Goal. Reproduce every record below exactly as it appears.

Records to use.
--------------------------------------------------
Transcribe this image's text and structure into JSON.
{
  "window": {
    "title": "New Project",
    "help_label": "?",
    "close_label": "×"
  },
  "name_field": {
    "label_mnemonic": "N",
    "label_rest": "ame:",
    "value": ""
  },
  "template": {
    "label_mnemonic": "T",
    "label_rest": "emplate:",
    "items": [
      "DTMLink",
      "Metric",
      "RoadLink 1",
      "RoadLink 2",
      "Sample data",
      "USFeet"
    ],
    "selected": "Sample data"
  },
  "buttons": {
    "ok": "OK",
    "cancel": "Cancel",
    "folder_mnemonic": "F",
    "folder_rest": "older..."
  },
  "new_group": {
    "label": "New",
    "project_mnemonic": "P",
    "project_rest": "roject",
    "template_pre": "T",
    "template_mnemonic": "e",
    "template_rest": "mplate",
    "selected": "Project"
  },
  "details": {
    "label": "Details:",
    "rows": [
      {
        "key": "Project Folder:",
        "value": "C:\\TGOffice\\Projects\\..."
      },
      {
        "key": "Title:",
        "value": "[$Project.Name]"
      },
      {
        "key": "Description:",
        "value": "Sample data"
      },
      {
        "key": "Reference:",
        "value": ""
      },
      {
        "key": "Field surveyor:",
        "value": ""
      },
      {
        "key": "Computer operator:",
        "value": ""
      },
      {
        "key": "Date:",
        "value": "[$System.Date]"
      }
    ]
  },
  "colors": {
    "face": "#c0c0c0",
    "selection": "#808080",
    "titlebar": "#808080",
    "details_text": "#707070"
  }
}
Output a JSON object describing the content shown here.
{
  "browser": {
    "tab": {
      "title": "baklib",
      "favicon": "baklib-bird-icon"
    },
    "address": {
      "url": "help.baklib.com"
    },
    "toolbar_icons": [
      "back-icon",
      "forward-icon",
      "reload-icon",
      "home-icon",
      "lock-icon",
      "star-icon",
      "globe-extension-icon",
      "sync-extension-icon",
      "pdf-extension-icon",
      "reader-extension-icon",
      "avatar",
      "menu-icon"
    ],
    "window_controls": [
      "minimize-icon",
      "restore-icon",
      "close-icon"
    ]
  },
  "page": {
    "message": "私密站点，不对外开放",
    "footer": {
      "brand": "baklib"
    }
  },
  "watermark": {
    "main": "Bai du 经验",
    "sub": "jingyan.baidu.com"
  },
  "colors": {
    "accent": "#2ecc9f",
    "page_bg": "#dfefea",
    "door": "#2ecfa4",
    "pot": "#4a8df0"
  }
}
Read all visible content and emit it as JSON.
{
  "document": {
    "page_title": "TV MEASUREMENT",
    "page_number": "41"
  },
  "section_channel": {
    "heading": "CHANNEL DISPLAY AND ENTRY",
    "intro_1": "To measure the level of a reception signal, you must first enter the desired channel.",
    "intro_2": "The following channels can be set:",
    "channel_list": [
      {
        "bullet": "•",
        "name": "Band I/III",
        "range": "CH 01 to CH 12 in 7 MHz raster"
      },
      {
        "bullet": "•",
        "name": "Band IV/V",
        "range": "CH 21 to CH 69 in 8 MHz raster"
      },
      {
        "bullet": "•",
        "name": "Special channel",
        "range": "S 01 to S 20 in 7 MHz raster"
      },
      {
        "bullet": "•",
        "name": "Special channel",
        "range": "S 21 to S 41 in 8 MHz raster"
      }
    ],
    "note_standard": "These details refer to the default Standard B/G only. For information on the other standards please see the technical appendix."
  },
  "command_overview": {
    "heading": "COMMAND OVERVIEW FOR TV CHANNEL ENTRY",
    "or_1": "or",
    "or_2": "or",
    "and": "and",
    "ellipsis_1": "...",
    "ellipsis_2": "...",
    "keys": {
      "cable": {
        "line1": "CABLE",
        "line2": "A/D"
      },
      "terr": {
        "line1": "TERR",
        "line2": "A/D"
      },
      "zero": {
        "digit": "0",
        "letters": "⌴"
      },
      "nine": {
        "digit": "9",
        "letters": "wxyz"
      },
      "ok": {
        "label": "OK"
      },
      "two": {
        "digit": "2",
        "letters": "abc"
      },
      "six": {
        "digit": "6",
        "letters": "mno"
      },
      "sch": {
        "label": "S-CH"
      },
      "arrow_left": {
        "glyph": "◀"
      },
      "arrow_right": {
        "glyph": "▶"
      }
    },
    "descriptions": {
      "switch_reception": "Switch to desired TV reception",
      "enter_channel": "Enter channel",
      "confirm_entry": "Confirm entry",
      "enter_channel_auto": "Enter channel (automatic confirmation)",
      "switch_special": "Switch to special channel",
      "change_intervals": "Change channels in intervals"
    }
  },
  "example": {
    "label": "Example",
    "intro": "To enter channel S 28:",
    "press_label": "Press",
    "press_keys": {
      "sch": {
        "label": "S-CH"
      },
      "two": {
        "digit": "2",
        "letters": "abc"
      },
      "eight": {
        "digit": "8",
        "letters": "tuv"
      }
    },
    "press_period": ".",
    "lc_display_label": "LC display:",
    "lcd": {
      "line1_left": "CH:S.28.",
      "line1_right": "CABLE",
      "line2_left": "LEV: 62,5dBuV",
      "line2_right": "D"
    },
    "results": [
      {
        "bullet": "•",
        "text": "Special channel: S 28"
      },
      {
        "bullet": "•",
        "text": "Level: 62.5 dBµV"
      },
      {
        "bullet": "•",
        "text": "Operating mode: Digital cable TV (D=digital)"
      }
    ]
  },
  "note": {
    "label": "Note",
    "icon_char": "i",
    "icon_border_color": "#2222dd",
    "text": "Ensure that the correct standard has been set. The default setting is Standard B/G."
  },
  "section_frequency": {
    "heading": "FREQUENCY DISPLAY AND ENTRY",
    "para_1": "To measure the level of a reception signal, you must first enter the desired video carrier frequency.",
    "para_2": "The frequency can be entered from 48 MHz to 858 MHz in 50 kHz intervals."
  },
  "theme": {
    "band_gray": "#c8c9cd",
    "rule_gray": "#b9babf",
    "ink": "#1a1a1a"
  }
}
--------------------------------------------------
Result of the exercise.
Transcribe this image's text and structure into JSON.
{
  "window": {
    "title": "New Project",
    "help_label": "?",
    "close_label": "×"
  },
  "name_field": {
    "label_mnemonic": "N",
    "label_rest": "ame:",
    "value": ""
  },
  "template": {
    "label_mnemonic": "T",
    "label_rest": "emplate:",
    "items": [
      "DTMLink",
      "Metric",
      "RoadLink 1",
      "RoadLink 2",
      "Sample data",
      "USFeet"
    ],
    "selected": "Sample data"
  },
  "buttons": {
    "ok": "OK",
    "cancel": "Cancel",
    "folder_mnemonic": "F",
    "folder_rest": "older..."
  },
  "new_group": {
    "label": "New",
    "project_mnemonic": "P",
    "project_rest": "roject",
    "template_pre": "T",
    "template_mnemonic": "e",
    "template_rest": "mplate",
    "selected": "Project"
  },
  "details": {
    "label": "Details:",
    "rows": [
      {
        "key": "Project Folder:",
        "value": "C:\\TGOffice\\Projects\\..."
      },
      {
        "key": "Title:",
        "value": "[$Project.Name]"
      },
      {
        "key": "Description:",
        "value": "Sample data"
      },
      {
        "key": "Reference:",
        "value": ""
      },
      {
        "key": "Field surveyor:",
        "value": ""
      },
      {
        "key": "Computer operator:",
        "value": ""
      },
      {
        "key": "Date:",
        "value": "[$System.Date]"
      }
    ]
  },
  "colors": {
    "face": "#c0c0c0",
    "selection": "#808080",
    "titlebar": "#808080",
    "details_text": "#707070"
  }
}
Output a JSON object describing the content shown here.
{
  "browser": {
    "tab": {
      "title": "baklib",
      "favicon": "baklib-bird-icon"
    },
    "address": {
      "url": "help.baklib.com"
    },
    "toolbar_icons": [
      "back-icon",
      "forward-icon",
      "reload-icon",
      "home-icon",
      "lock-icon",
      "star-icon",
      "globe-extension-icon",
      "sync-extension-icon",
      "pdf-extension-icon",
      "reader-extension-icon",
      "avatar",
      "menu-icon"
    ],
    "window_controls": [
      "minimize-icon",
      "restore-icon",
      "close-icon"
    ]
  },
  "page": {
    "message": "私密站点，不对外开放",
    "footer": {
      "brand": "baklib"
    }
  },
  "watermark": {
    "main": "Bai du 经验",
    "sub": "jingyan.baidu.com"
  },
  "colors": {
    "accent": "#2ecc9f",
    "page_bg": "#dfefea",
    "door": "#2ecfa4",
    "pot": "#4a8df0"
  }
}
Read all visible content and emit it as JSON.
{
  "document": {
    "page_title": "TV MEASUREMENT",
    "page_number": "41"
  },
  "section_channel": {
    "heading": "CHANNEL DISPLAY AND ENTRY",
    "intro_1": "To measure the level of a reception signal, you must first enter the desired channel.",
    "intro_2": "The following channels can be set:",
    "channel_list": [
      {
        "bullet": "•",
        "name": "Band I/III",
        "range": "CH 01 to CH 12 in 7 MHz raster"
      },
      {
        "bullet": "•",
        "name": "Band IV/V",
        "range": "CH 21 to CH 69 in 8 MHz raster"
      },
      {
        "bullet": "•",
        "name": "Special channel",
        "range": "S 01 to S 20 in 7 MHz raster"
      },
      {
        "bullet": "•",
        "name": "Special channel",
        "range": "S 21 to S 41 in 8 MHz raster"
      }
    ],
    "note_standard": "These details refer to the default Standard B/G only. For information on the other standards please see the technical appendix."
  },
  "command_overview": {
    "heading": "COMMAND OVERVIEW FOR TV CHANNEL ENTRY",
    "or_1": "or",
    "or_2": "or",
    "and": "and",
    "ellipsis_1": "...",
    "ellipsis_2": "...",
    "keys": {
      "cable": {
        "line1": "CABLE",
        "line2": "A/D"
      },
      "terr": {
        "line1": "TERR",
        "line2": "A/D"
      },
      "zero": {
        "digit": "0",
        "letters": "⌴"
      },
      "nine": {
        "digit": "9",
        "letters": "wxyz"
      },
      "ok": {
        "label": "OK"
      },
      "two": {
        "digit": "2",
        "letters": "abc"
      },
      "six": {
        "digit": "6",
        "letters": "mno"
      },
      "sch": {
        "label": "S-CH"
      },
      "arrow_left": {
        "glyph": "◀"
      },
      "arrow_right": {
        "glyph": "▶"
      }
    },
    "descriptions": {
      "switch_reception": "Switch to desired TV reception",
      "enter_channel": "Enter channel",
      "confirm_entry": "Confirm entry",
      "enter_channel_auto": "Enter channel (automatic confirmation)",
      "switch_special": "Switch to special channel",
      "change_intervals": "Change channels in intervals"
    }
  },
  "example": {
    "label": "Example",
    "intro": "To enter channel S 28:",
    "press_label": "Press",
    "press_keys": {
      "sch": {
        "label": "S-CH"
      },
      "two": {
        "digit": "2",
        "letters": "abc"
      },
      "eight": {
        "digit": "8",
        "letters": "tuv"
      }
    },
    "press_period": ".",
    "lc_display_label": "LC display:",
    "lcd": {
      "line1_left": "CH:S.28.",
      "line1_right": "CABLE",
      "line2_left": "LEV: 62,5dBuV",
      "line2_right": "D"
    },
    "results": [
      {
        "bullet": "•",
        "text": "Special channel: S 28"
      },
      {
        "bullet": "•",
        "text": "Level: 62.5 dBµV"
      },
      {
        "bullet": "•",
        "text": "Operating mode: Digital cable TV (D=digital)"
      }
    ]
  },
  "note": {
    "label": "Note",
    "icon_char": "i",
    "icon_border_color": "#2222dd",
    "text": "Ensure that the correct standard has been set. The default setting is Standard B/G."
  },
  "section_frequency": {
    "heading": "FREQUENCY DISPLAY AND ENTRY",
    "para_1": "To measure the level of a reception signal, you must first enter the desired video carrier frequency.",
    "para_2": "The frequency can be entered from 48 MHz to 858 MHz in 50 kHz intervals."
  },
  "theme": {
    "band_gray": "#c8c9cd",
    "rule_gray": "#b9babf",
    "ink": "#1a1a1a"
  }
}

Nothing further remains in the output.